* _To be done_:
Every line from the one containing "Parse this screenshot: output" through the end of the listing below must be given again exactly, and nothing else; exclude pictures.

* _Listed entries_:
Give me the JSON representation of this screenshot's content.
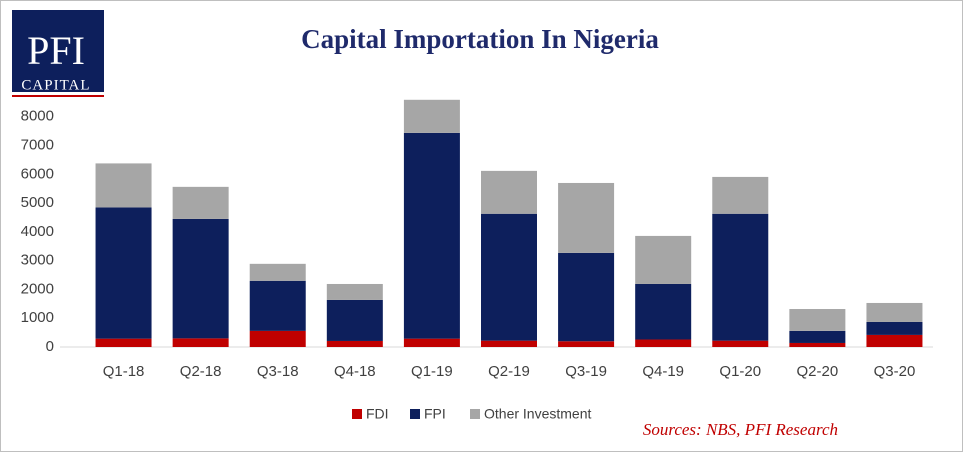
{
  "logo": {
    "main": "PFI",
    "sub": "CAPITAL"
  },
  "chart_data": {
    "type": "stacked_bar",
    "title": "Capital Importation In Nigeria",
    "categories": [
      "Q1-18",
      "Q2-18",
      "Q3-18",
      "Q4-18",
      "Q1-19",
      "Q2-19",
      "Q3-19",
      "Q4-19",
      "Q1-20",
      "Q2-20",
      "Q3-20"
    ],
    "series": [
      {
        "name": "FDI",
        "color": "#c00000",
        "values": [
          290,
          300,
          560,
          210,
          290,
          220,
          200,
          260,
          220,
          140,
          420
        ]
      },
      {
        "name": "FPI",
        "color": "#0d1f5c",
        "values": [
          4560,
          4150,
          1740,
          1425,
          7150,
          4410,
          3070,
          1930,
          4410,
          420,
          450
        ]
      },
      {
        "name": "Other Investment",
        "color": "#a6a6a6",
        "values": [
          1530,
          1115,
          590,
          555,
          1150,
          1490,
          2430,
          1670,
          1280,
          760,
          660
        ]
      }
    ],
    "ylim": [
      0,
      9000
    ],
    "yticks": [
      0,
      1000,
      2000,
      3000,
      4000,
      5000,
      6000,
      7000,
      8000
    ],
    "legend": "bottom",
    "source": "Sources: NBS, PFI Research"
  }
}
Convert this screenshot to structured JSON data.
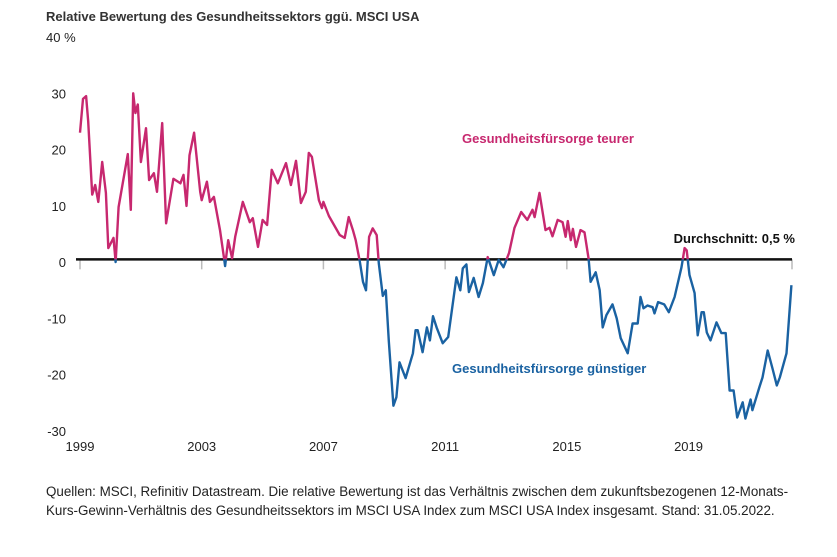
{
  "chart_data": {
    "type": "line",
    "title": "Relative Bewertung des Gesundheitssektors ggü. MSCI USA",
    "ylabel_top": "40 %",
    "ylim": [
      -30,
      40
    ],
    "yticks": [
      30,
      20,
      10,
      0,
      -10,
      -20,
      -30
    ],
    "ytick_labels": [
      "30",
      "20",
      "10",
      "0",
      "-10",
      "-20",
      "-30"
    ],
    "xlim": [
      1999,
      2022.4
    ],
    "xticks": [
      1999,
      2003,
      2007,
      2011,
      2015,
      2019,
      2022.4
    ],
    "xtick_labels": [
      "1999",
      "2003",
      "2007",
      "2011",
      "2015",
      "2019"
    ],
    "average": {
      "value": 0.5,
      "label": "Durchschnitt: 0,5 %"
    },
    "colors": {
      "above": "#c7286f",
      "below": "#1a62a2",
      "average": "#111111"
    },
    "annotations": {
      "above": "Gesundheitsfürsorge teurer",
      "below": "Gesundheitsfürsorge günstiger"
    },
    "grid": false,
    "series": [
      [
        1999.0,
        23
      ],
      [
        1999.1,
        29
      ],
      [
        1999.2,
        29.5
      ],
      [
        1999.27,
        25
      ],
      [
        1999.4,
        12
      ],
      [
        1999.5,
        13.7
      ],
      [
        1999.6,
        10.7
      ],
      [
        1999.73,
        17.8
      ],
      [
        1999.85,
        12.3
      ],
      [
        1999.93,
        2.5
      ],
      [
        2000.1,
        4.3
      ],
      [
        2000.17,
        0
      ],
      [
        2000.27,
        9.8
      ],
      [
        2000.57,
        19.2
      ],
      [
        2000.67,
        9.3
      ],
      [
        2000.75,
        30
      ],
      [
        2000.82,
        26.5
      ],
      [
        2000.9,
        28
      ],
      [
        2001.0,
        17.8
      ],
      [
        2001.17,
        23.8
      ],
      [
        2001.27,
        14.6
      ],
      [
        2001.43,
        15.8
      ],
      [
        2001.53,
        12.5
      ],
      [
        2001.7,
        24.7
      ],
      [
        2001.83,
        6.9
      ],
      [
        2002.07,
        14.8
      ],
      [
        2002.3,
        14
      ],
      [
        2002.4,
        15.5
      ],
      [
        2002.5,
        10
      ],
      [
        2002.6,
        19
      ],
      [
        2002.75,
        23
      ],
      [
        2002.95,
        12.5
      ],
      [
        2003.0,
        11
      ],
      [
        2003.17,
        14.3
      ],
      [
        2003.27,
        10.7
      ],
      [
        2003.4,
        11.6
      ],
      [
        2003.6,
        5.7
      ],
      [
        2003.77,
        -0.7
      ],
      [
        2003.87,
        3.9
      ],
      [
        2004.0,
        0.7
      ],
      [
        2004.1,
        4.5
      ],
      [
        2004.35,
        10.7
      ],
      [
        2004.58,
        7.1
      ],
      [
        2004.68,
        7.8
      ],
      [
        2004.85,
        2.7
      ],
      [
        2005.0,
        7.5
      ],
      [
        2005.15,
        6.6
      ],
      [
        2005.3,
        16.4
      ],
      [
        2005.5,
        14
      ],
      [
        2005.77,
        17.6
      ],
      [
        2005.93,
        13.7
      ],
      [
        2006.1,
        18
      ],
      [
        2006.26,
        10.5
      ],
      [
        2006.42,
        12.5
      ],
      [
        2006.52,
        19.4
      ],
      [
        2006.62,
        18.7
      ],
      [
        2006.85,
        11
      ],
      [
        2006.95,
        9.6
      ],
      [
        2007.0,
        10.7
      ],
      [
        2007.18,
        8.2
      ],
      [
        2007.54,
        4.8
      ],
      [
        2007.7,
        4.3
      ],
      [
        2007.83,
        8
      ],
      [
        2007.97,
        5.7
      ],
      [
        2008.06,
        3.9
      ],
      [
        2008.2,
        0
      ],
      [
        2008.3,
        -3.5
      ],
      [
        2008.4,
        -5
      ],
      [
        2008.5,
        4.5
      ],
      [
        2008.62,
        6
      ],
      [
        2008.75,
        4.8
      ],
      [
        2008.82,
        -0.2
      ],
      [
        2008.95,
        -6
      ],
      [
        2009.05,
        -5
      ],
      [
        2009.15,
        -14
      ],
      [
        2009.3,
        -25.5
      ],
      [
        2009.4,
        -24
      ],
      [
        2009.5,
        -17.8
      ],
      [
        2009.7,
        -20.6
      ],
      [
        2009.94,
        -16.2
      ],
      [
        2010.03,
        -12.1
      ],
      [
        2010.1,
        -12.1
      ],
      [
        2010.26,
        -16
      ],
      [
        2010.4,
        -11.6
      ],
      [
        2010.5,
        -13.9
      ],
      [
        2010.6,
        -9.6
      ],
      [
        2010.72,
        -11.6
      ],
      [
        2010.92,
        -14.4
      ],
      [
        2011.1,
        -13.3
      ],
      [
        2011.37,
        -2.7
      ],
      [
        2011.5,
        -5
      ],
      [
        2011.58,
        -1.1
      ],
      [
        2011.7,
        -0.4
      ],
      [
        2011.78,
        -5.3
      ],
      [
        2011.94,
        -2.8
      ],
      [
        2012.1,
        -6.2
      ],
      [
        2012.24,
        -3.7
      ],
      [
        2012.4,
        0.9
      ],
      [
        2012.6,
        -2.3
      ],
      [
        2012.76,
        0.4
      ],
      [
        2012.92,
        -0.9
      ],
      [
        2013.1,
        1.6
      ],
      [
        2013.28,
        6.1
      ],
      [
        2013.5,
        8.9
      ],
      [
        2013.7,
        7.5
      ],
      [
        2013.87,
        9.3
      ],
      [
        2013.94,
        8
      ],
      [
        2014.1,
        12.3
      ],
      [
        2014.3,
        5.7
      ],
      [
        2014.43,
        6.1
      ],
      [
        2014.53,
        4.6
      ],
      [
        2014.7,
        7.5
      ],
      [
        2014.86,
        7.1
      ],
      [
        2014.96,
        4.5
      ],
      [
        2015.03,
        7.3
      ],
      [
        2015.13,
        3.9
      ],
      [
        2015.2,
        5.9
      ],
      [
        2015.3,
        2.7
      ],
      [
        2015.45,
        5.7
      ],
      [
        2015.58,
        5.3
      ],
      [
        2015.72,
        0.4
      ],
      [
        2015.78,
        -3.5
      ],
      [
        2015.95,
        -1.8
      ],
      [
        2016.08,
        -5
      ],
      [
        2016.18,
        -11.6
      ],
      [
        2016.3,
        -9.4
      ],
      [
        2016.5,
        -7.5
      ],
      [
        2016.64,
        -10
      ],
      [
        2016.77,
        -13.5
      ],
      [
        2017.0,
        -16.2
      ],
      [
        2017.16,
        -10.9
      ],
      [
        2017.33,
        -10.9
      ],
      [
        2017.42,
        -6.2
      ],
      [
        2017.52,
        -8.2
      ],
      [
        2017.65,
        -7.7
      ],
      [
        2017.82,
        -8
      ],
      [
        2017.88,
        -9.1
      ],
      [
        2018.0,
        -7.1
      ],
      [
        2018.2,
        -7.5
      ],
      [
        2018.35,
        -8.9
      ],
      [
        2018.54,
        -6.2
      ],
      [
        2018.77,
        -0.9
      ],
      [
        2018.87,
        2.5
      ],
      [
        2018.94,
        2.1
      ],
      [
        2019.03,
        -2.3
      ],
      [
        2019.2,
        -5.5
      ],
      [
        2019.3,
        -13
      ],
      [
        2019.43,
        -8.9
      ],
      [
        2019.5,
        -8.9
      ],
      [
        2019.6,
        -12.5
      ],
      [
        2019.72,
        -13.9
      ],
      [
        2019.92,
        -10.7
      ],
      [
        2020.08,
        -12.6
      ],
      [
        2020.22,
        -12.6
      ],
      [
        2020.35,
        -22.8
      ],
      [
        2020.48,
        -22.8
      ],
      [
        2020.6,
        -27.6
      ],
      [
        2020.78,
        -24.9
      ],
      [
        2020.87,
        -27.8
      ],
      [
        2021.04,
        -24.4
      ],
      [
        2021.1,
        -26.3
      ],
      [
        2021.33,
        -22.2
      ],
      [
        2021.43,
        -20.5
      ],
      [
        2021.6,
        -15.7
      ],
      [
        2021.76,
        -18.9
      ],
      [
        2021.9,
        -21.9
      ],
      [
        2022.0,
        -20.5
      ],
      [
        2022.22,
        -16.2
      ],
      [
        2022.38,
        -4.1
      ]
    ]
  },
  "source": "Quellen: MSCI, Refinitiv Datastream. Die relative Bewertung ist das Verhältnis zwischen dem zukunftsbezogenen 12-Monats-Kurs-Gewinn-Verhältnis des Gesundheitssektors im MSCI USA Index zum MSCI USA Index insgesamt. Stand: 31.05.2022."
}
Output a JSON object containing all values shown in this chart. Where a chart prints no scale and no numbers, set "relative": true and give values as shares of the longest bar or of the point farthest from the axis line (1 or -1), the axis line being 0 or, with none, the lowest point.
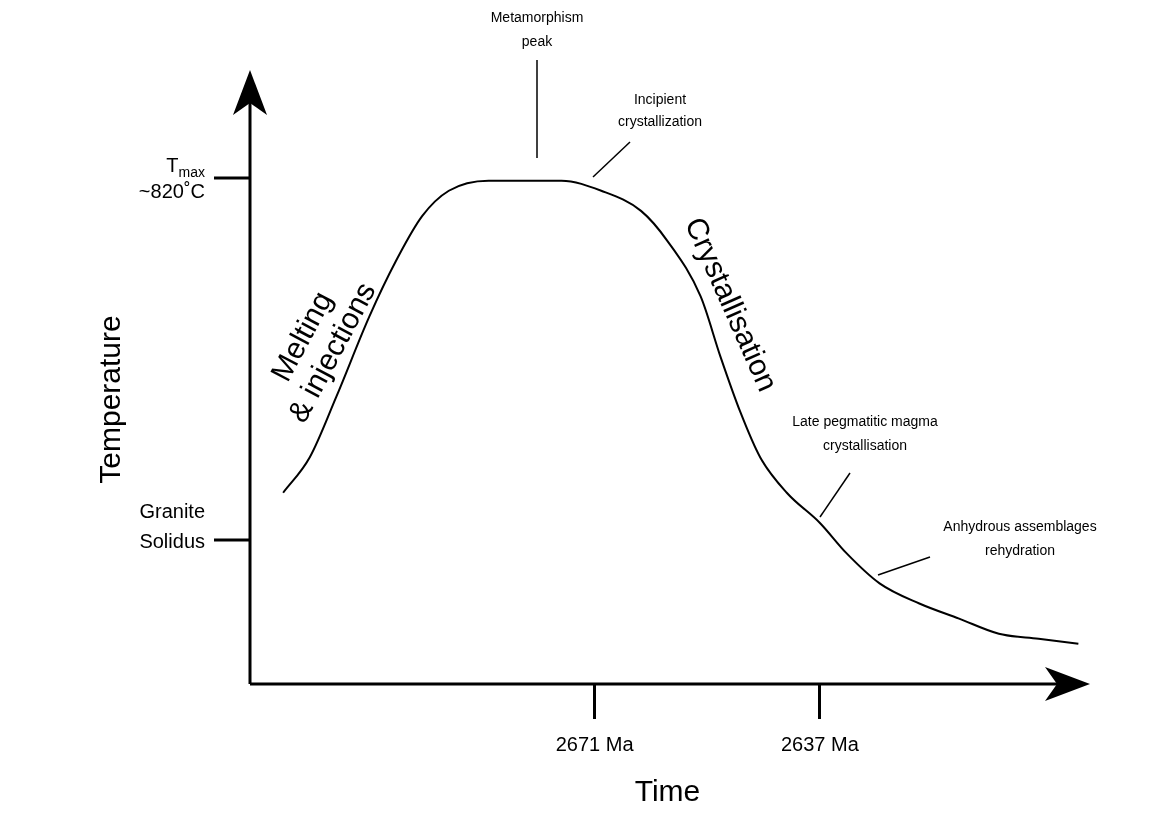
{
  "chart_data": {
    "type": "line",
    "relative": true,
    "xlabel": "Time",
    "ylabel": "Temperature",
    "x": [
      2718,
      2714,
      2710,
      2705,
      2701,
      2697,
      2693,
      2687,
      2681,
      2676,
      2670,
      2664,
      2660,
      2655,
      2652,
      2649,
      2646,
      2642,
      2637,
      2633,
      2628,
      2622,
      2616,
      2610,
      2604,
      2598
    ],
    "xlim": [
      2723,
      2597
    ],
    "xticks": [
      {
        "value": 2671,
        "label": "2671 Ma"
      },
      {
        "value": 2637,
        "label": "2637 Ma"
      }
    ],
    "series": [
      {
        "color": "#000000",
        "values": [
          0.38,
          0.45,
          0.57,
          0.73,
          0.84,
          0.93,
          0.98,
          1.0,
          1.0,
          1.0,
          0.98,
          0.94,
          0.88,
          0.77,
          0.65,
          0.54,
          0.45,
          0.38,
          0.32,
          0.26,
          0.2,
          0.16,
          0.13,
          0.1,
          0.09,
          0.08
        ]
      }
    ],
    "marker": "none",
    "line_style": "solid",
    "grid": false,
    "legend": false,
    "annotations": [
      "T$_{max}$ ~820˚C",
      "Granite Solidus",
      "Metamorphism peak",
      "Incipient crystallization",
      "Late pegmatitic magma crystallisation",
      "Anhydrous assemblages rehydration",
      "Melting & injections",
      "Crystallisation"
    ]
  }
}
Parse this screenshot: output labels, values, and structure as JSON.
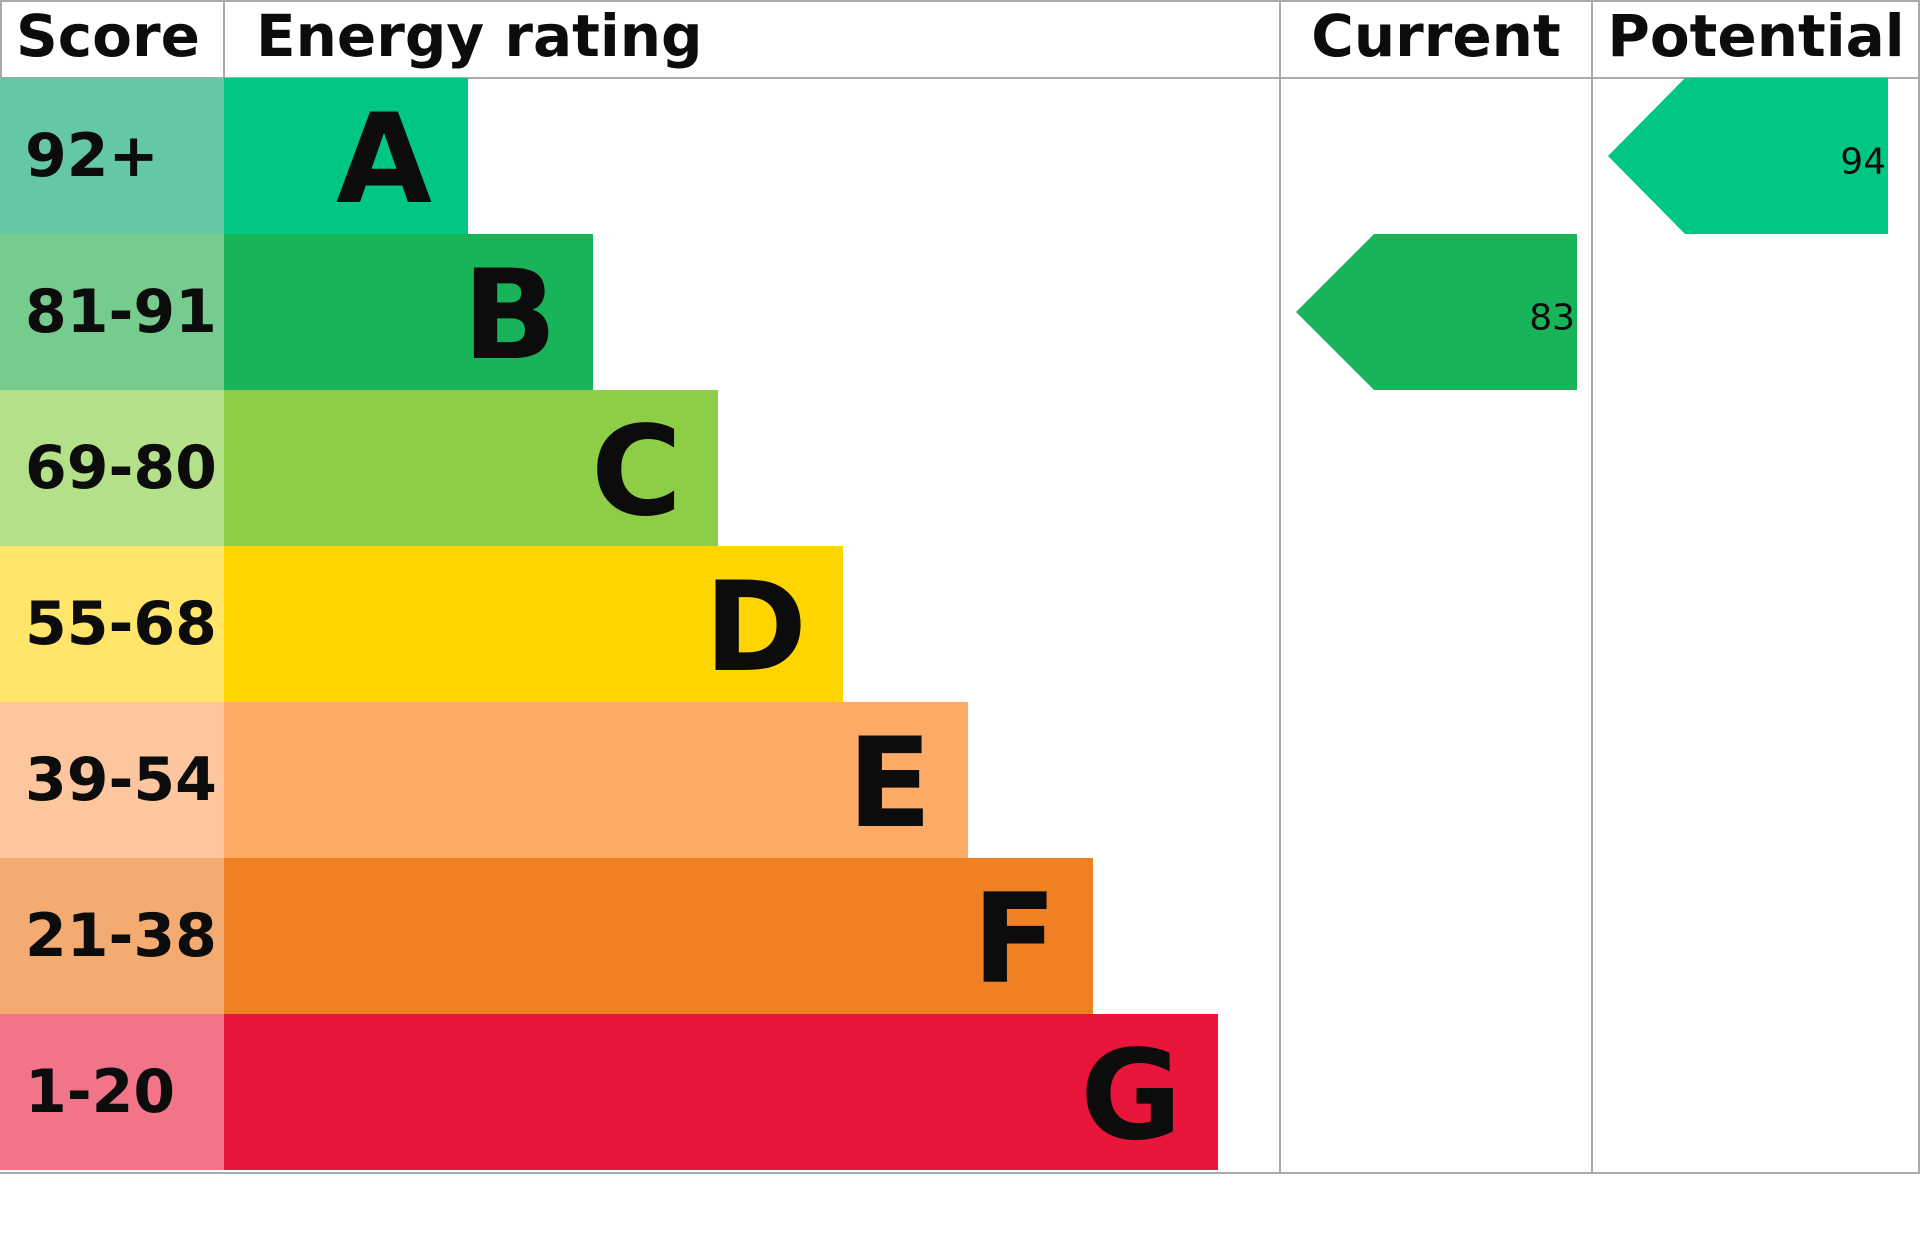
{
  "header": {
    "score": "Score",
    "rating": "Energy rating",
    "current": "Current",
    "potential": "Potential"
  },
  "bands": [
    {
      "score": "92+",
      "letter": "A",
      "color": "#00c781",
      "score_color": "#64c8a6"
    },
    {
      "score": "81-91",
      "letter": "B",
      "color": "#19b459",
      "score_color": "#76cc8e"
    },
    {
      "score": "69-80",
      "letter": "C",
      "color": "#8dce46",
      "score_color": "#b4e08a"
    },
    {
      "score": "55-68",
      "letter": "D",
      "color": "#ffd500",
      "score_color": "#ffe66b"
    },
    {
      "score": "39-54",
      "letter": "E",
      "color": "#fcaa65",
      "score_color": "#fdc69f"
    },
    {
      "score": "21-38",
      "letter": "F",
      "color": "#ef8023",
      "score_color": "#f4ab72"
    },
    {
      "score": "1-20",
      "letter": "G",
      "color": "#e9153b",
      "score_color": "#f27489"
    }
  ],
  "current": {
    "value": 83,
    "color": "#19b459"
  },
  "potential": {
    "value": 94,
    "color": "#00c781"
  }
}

* _Answer to this task_:
Parse this screenshot: output labels, values, and structure as JSON.
{
  "header": {
    "score": "Score",
    "rating": "Energy rating",
    "current": "Current",
    "potential": "Potential"
  },
  "bands": [
    {
      "score": "92+",
      "letter": "A",
      "color": "#00c781",
      "score_color": "#64c8a6"
    },
    {
      "score": "81-91",
      "letter": "B",
      "color": "#19b459",
      "score_color": "#76cc8e"
    },
    {
      "score": "69-80",
      "letter": "C",
      "color": "#8dce46",
      "score_color": "#b4e08a"
    },
    {
      "score": "55-68",
      "letter": "D",
      "color": "#ffd500",
      "score_color": "#ffe66b"
    },
    {
      "score": "39-54",
      "letter": "E",
      "color": "#fcaa65",
      "score_color": "#fdc69f"
    },
    {
      "score": "21-38",
      "letter": "F",
      "color": "#ef8023",
      "score_color": "#f4ab72"
    },
    {
      "score": "1-20",
      "letter": "G",
      "color": "#e9153b",
      "score_color": "#f27489"
    }
  ],
  "current": {
    "value": 83,
    "color": "#19b459"
  },
  "potential": {
    "value": 94,
    "color": "#00c781"
  }
}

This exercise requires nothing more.